WORK REQUIRED
Copy all the entries below exactly, but not the pictures.
---
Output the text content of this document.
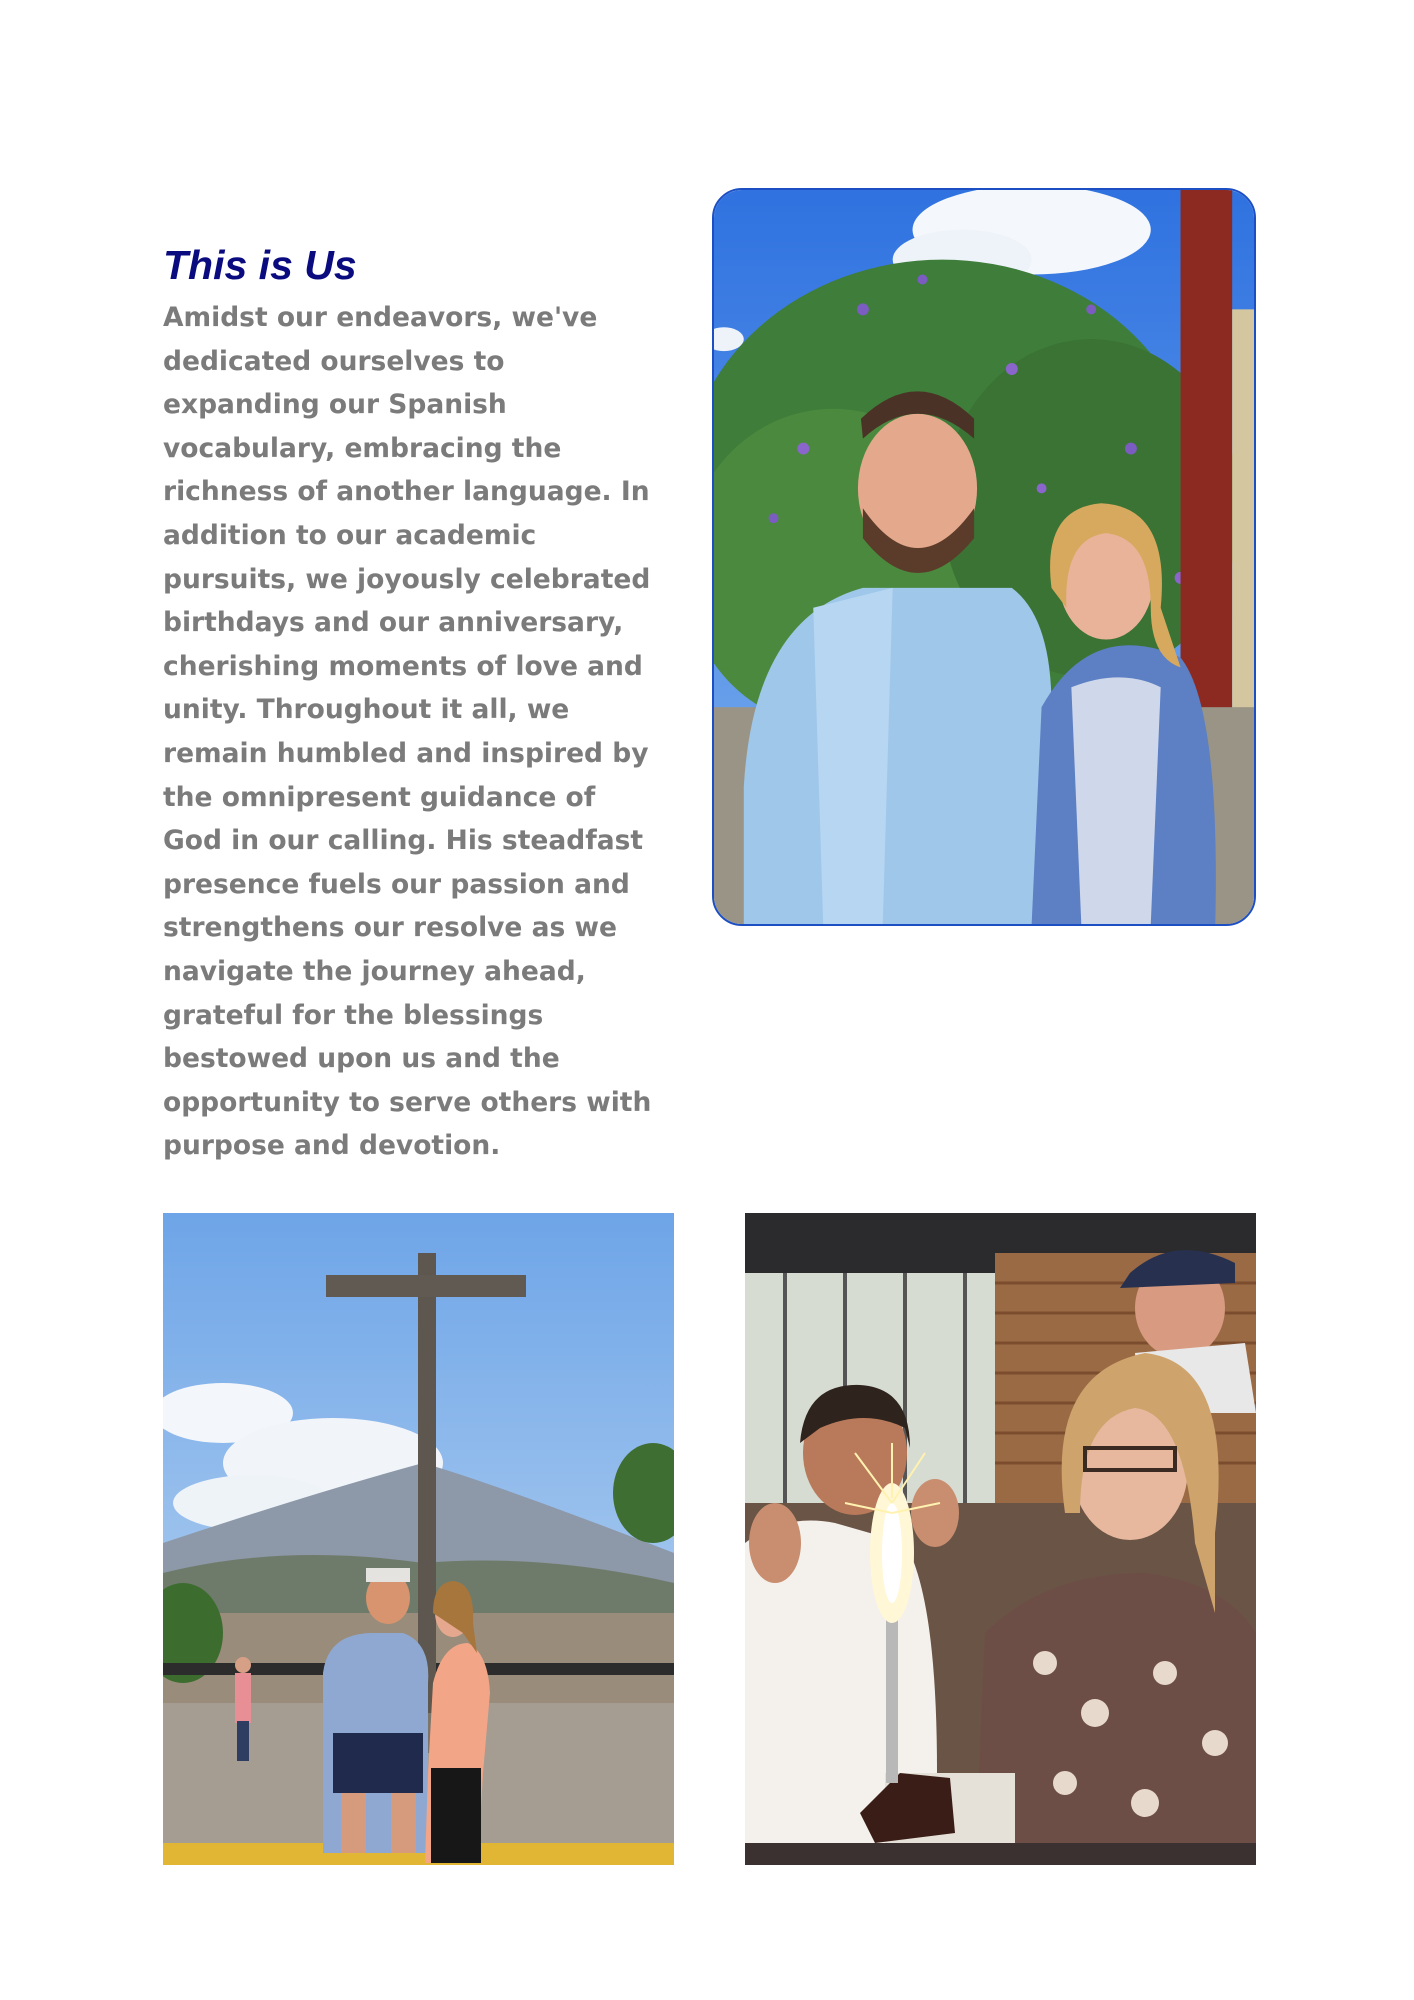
This is Us

Amidst our endeavors, we've dedicated ourselves to expanding our Spanish vocabulary, embracing the richness of another language. In addition to our academic pursuits, we joyously celebrated birthdays and our anniversary, cherishing moments of love and unity. Throughout it all, we remain humbled and inspired by the omnipresent guidance of God in our calling. His steadfast presence fuels our passion and strengthens our resolve as we navigate the journey ahead, grateful for the blessings bestowed upon us and the opportunity to serve others with purpose and devotion.
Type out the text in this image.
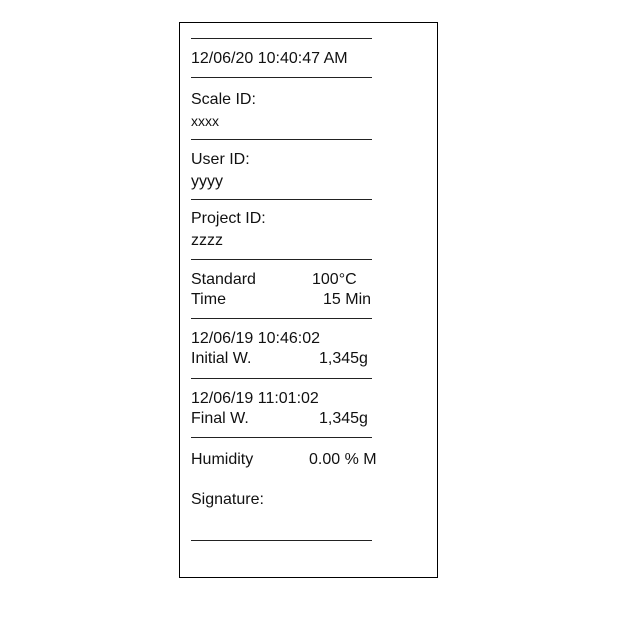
12/06/20 10:40:47 AM
Scale ID:
xxxx
User ID:
yyyy
Project ID:
zzzz
Standard	100°C
Time	15 Min
12/06/19 10:46:02
Initial W.	1,345g
12/06/19 11:01:02
Final W.	1,345g
Humidity	0.00 % M
Signature:
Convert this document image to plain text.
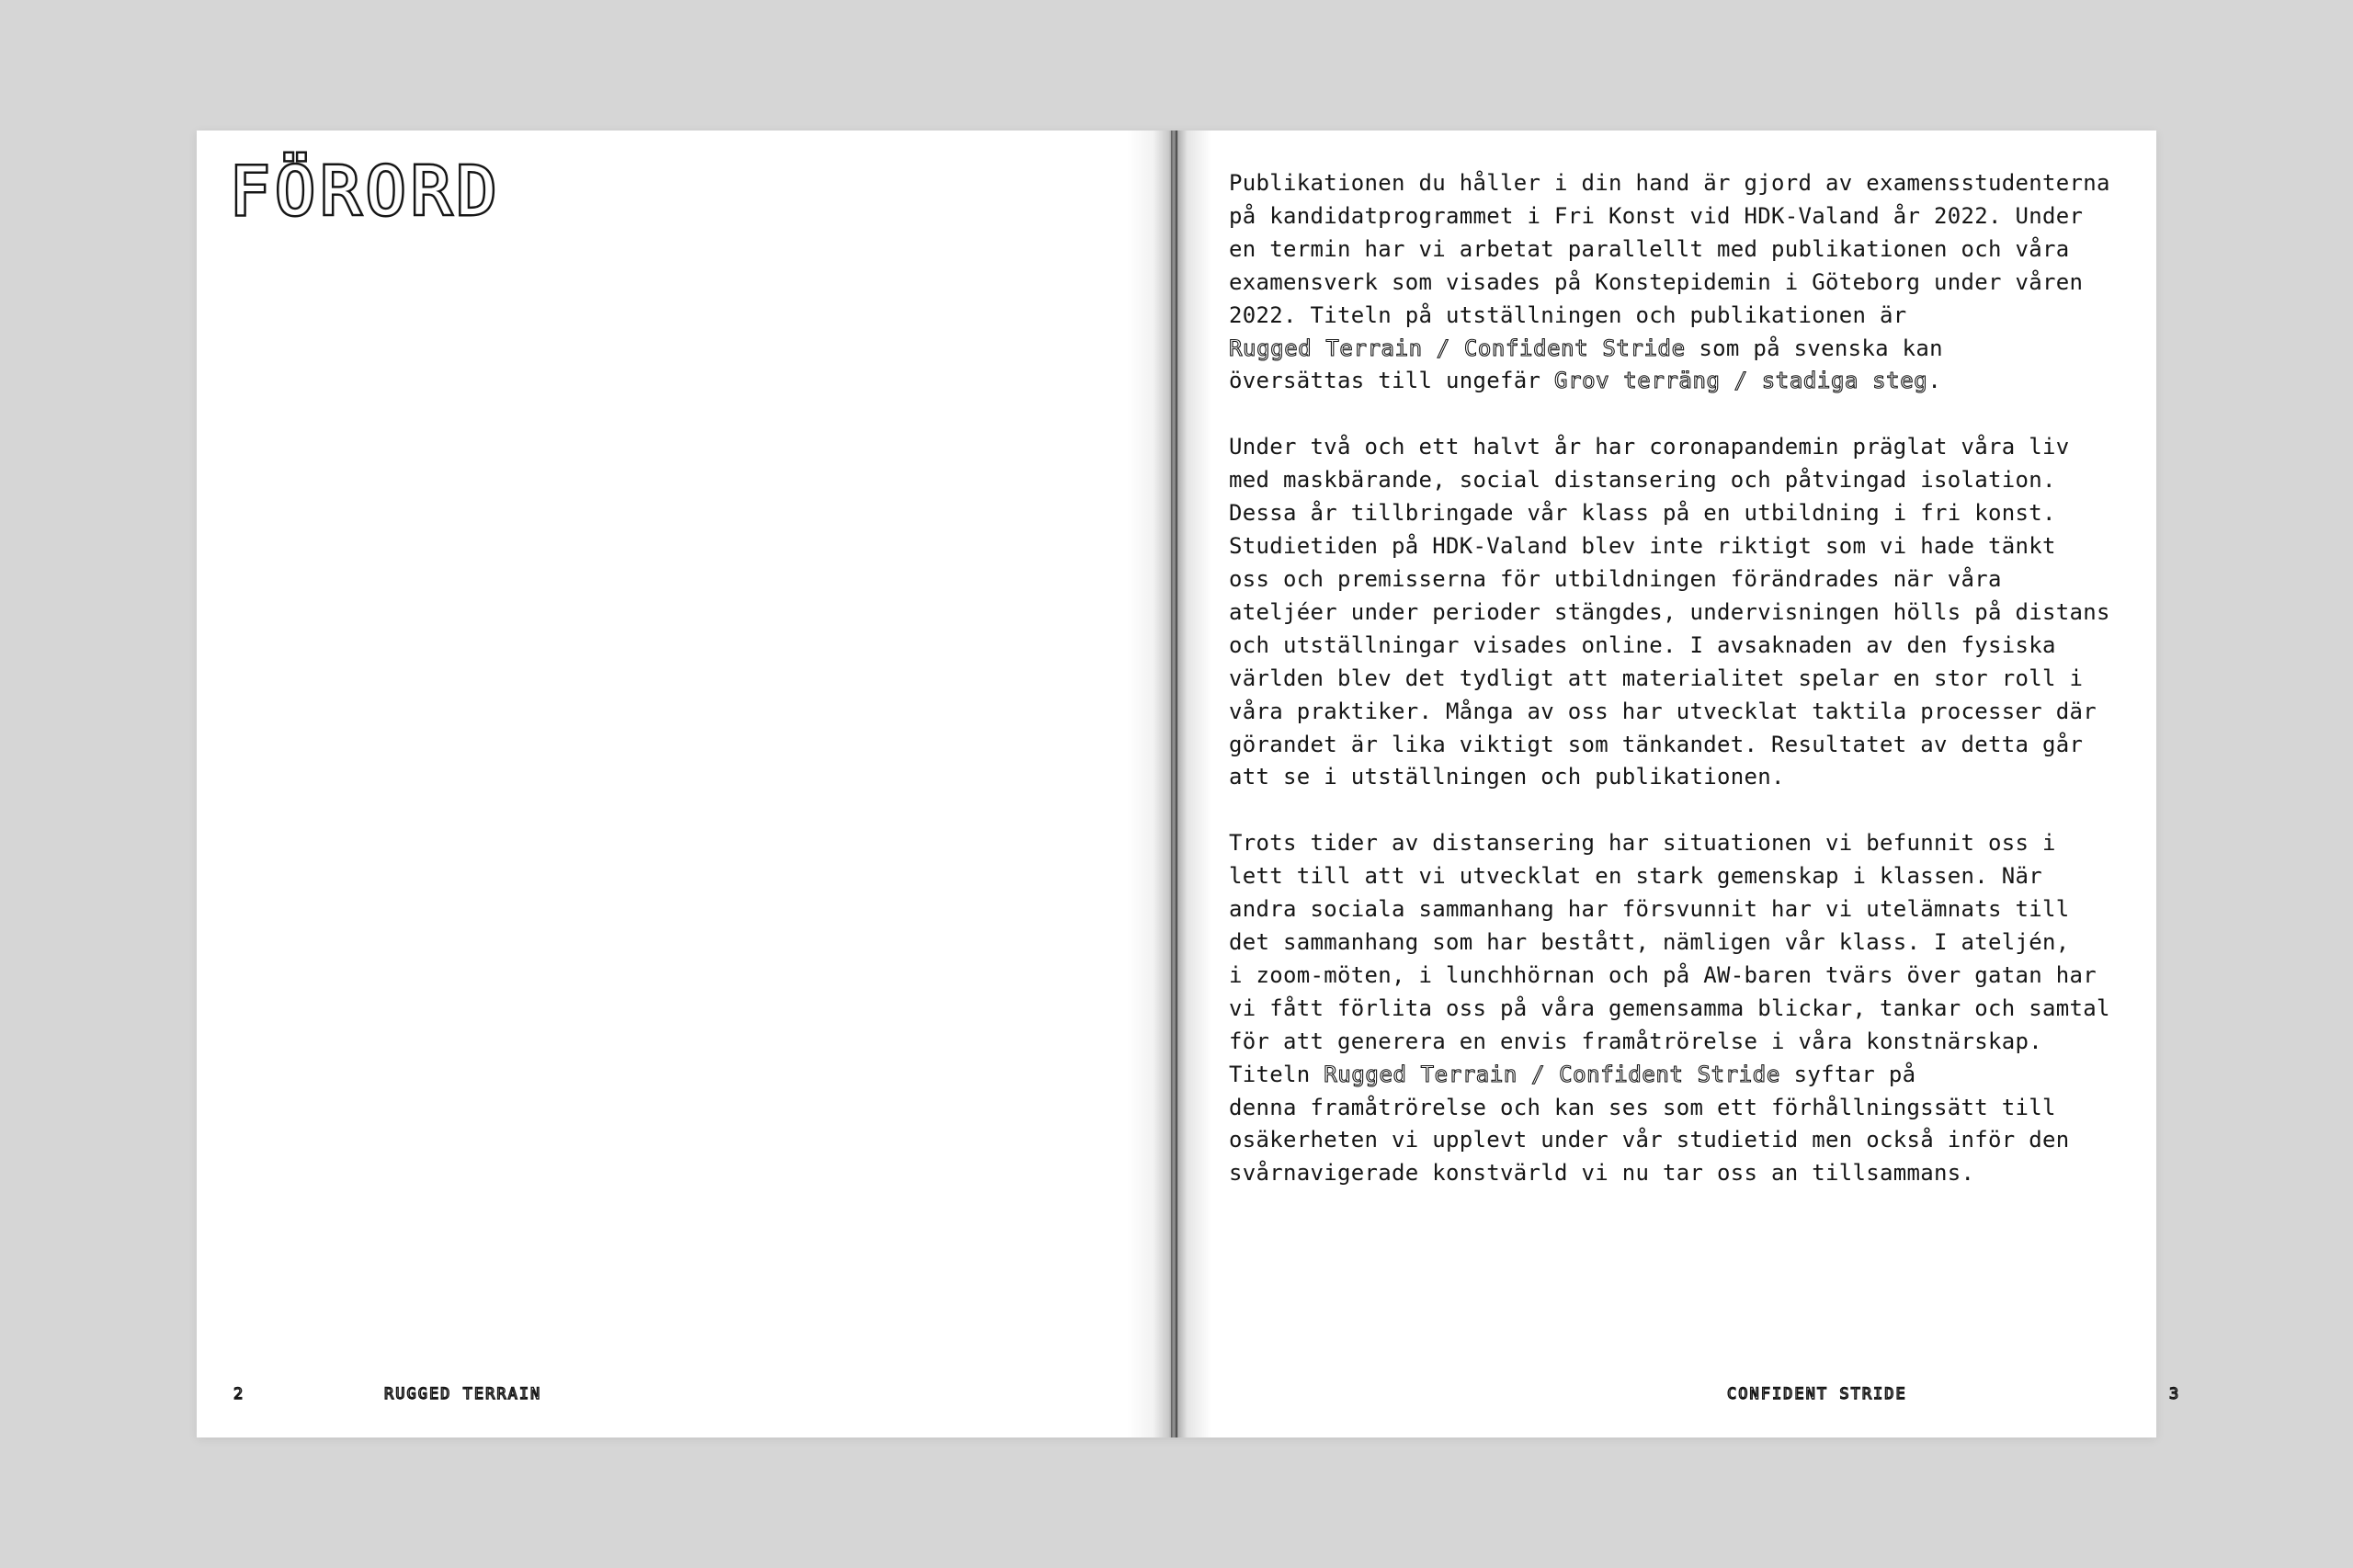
FÖRORD
2	RUGGED TERRAIN

Publikationen du håller i din hand är gjord av examensstudenterna
på kandidatprogrammet i Fri Konst vid HDK-Valand år 2022. Under
en termin har vi arbetat parallellt med publikationen och våra
examensverk som visades på Konstepidemin i Göteborg under våren
2022. Titeln på utställningen och publikationen är
Rugged Terrain / Confident Stride som på svenska kan
översättas till ungefär Grov terräng / stadiga steg.

Under två och ett halvt år har coronapandemin präglat våra liv
med maskbärande, social distansering och påtvingad isolation.
Dessa år tillbringade vår klass på en utbildning i fri konst.
Studietiden på HDK-Valand blev inte riktigt som vi hade tänkt
oss och premisserna för utbildningen förändrades när våra
ateljéer under perioder stängdes, undervisningen hölls på distans
och utställningar visades online. I avsaknaden av den fysiska
världen blev det tydligt att materialitet spelar en stor roll i
våra praktiker. Många av oss har utvecklat taktila processer där
görandet är lika viktigt som tänkandet. Resultatet av detta går
att se i utställningen och publikationen.

Trots tider av distansering har situationen vi befunnit oss i
lett till att vi utvecklat en stark gemenskap i klassen. När
andra sociala sammanhang har försvunnit har vi utelämnats till
det sammanhang som har bestått, nämligen vår klass. I ateljén,
i zoom-möten, i lunchhörnan och på AW-baren tvärs över gatan har
vi fått förlita oss på våra gemensamma blickar, tankar och samtal
för att generera en envis framåtrörelse i våra konstnärskap.
Titeln Rugged Terrain / Confident Stride syftar på
denna framåtrörelse och kan ses som ett förhållningssätt till
osäkerheten vi upplevt under vår studietid men också inför den
svårnavigerade konstvärld vi nu tar oss an tillsammans.

CONFIDENT STRIDE	3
---
SOLUTION FOR THIS TASK
Output the text content of this document.
This is Us

Amidst our endeavors, we've dedicated ourselves to expanding our Spanish vocabulary, embracing the richness of another language. In addition to our academic pursuits, we joyously celebrated birthdays and our anniversary, cherishing moments of love and unity. Throughout it all, we remain humbled and inspired by the omnipresent guidance of God in our calling. His steadfast presence fuels our passion and strengthens our resolve as we navigate the journey ahead, grateful for the blessings bestowed upon us and the opportunity to serve others with purpose and devotion.
Type out the text in this image.
12/06/20 10:40:47 AM
Scale ID:
xxxx
User ID:
yyyy
Project ID:
zzzz
Standard	100°C
Time	15 Min
12/06/19 10:46:02
Initial W.	1,345g
12/06/19 11:01:02
Final W.	1,345g
Humidity	0.00 % M
Signature:
Convert this document image to plain text.
FÖRORD
2	RUGGED TERRAIN

Publikationen du håller i din hand är gjord av examensstudenterna
på kandidatprogrammet i Fri Konst vid HDK-Valand år 2022. Under
en termin har vi arbetat parallellt med publikationen och våra
examensverk som visades på Konstepidemin i Göteborg under våren
2022. Titeln på utställningen och publikationen är
Rugged Terrain / Confident Stride som på svenska kan
översättas till ungefär Grov terräng / stadiga steg.

Under två och ett halvt år har coronapandemin präglat våra liv
med maskbärande, social distansering och påtvingad isolation.
Dessa år tillbringade vår klass på en utbildning i fri konst.
Studietiden på HDK-Valand blev inte riktigt som vi hade tänkt
oss och premisserna för utbildningen förändrades när våra
ateljéer under perioder stängdes, undervisningen hölls på distans
och utställningar visades online. I avsaknaden av den fysiska
världen blev det tydligt att materialitet spelar en stor roll i
våra praktiker. Många av oss har utvecklat taktila processer där
görandet är lika viktigt som tänkandet. Resultatet av detta går
att se i utställningen och publikationen.

Trots tider av distansering har situationen vi befunnit oss i
lett till att vi utvecklat en stark gemenskap i klassen. När
andra sociala sammanhang har försvunnit har vi utelämnats till
det sammanhang som har bestått, nämligen vår klass. I ateljén,
i zoom-möten, i lunchhörnan och på AW-baren tvärs över gatan har
vi fått förlita oss på våra gemensamma blickar, tankar och samtal
för att generera en envis framåtrörelse i våra konstnärskap.
Titeln Rugged Terrain / Confident Stride syftar på
denna framåtrörelse och kan ses som ett förhållningssätt till
osäkerheten vi upplevt under vår studietid men också inför den
svårnavigerade konstvärld vi nu tar oss an tillsammans.

CONFIDENT STRIDE	3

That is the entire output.